What the task asks: Images are not wanted; transcribe the rest of the listing exactly.

(The data begins)

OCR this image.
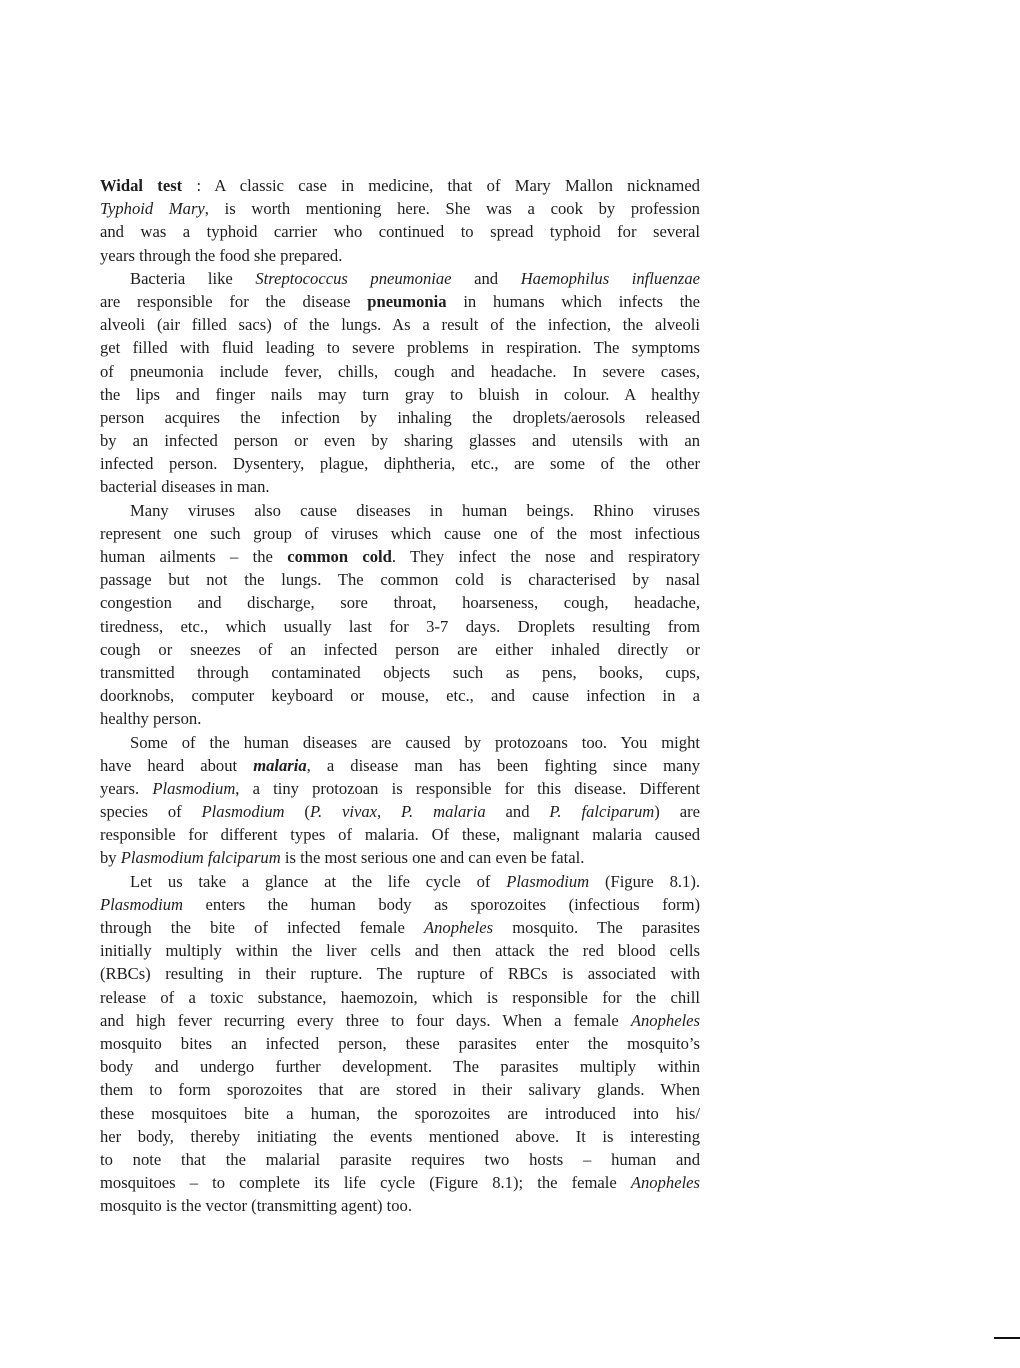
Widal test : A classic case in medicine, that of Mary Mallon nicknamed
Typhoid Mary, is worth mentioning here. She was a cook by profession
and was a typhoid carrier who continued to spread typhoid for several
years through the food she prepared.
Bacteria like Streptococcus pneumoniae and Haemophilus influenzae
are responsible for the disease pneumonia in humans which infects the
alveoli (air filled sacs) of the lungs. As a result of the infection, the alveoli
get filled with fluid leading to severe problems in respiration. The symptoms
of pneumonia include fever, chills, cough and headache. In severe cases,
the lips and finger nails may turn gray to bluish in colour. A healthy
person acquires the infection by inhaling the droplets/aerosols released
by an infected person or even by sharing glasses and utensils with an
infected person. Dysentery, plague, diphtheria, etc., are some of the other
bacterial diseases in man.
Many viruses also cause diseases in human beings. Rhino viruses
represent one such group of viruses which cause one of the most infectious
human ailments – the common cold. They infect the nose and respiratory
passage but not the lungs. The common cold is characterised by nasal
congestion and discharge, sore throat, hoarseness, cough, headache,
tiredness, etc., which usually last for 3-7 days. Droplets resulting from
cough or sneezes of an infected person are either inhaled directly or
transmitted through contaminated objects such as pens, books, cups,
doorknobs, computer keyboard or mouse, etc., and cause infection in a
healthy person.
Some of the human diseases are caused by protozoans too. You might
have heard about malaria, a disease man has been fighting since many
years. Plasmodium, a tiny protozoan is responsible for this disease. Different
species of Plasmodium (P. vivax, P. malaria and P. falciparum) are
responsible for different types of malaria. Of these, malignant malaria caused
by Plasmodium falciparum is the most serious one and can even be fatal.
Let us take a glance at the life cycle of Plasmodium (Figure 8.1).
Plasmodium enters the human body as sporozoites (infectious form)
through the bite of infected female Anopheles mosquito. The parasites
initially multiply within the liver cells and then attack the red blood cells
(RBCs) resulting in their rupture. The rupture of RBCs is associated with
release of a toxic substance, haemozoin, which is responsible for the chill
and high fever recurring every three to four days. When a female Anopheles
mosquito bites an infected person, these parasites enter the mosquito’s
body and undergo further development. The parasites multiply within
them to form sporozoites that are stored in their salivary glands. When
these mosquitoes bite a human, the sporozoites are introduced into his/
her body, thereby initiating the events mentioned above. It is interesting
to note that the malarial parasite requires two hosts – human and
mosquitoes – to complete its life cycle (Figure 8.1); the female Anopheles
mosquito is the vector (transmitting agent) too.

(The data ends)

Reply to the task:
OCR this image.
Widal test : A classic case in medicine, that of Mary Mallon nicknamed
Typhoid Mary, is worth mentioning here. She was a cook by profession
and was a typhoid carrier who continued to spread typhoid for several
years through the food she prepared.
Bacteria like Streptococcus pneumoniae and Haemophilus influenzae
are responsible for the disease pneumonia in humans which infects the
alveoli (air filled sacs) of the lungs. As a result of the infection, the alveoli
get filled with fluid leading to severe problems in respiration. The symptoms
of pneumonia include fever, chills, cough and headache. In severe cases,
the lips and finger nails may turn gray to bluish in colour. A healthy
person acquires the infection by inhaling the droplets/aerosols released
by an infected person or even by sharing glasses and utensils with an
infected person. Dysentery, plague, diphtheria, etc., are some of the other
bacterial diseases in man.
Many viruses also cause diseases in human beings. Rhino viruses
represent one such group of viruses which cause one of the most infectious
human ailments – the common cold. They infect the nose and respiratory
passage but not the lungs. The common cold is characterised by nasal
congestion and discharge, sore throat, hoarseness, cough, headache,
tiredness, etc., which usually last for 3-7 days. Droplets resulting from
cough or sneezes of an infected person are either inhaled directly or
transmitted through contaminated objects such as pens, books, cups,
doorknobs, computer keyboard or mouse, etc., and cause infection in a
healthy person.
Some of the human diseases are caused by protozoans too. You might
have heard about malaria, a disease man has been fighting since many
years. Plasmodium, a tiny protozoan is responsible for this disease. Different
species of Plasmodium (P. vivax, P. malaria and P. falciparum) are
responsible for different types of malaria. Of these, malignant malaria caused
by Plasmodium falciparum is the most serious one and can even be fatal.
Let us take a glance at the life cycle of Plasmodium (Figure 8.1).
Plasmodium enters the human body as sporozoites (infectious form)
through the bite of infected female Anopheles mosquito. The parasites
initially multiply within the liver cells and then attack the red blood cells
(RBCs) resulting in their rupture. The rupture of RBCs is associated with
release of a toxic substance, haemozoin, which is responsible for the chill
and high fever recurring every three to four days. When a female Anopheles
mosquito bites an infected person, these parasites enter the mosquito’s
body and undergo further development. The parasites multiply within
them to form sporozoites that are stored in their salivary glands. When
these mosquitoes bite a human, the sporozoites are introduced into his/
her body, thereby initiating the events mentioned above. It is interesting
to note that the malarial parasite requires two hosts – human and
mosquitoes – to complete its life cycle (Figure 8.1); the female Anopheles
mosquito is the vector (transmitting agent) too.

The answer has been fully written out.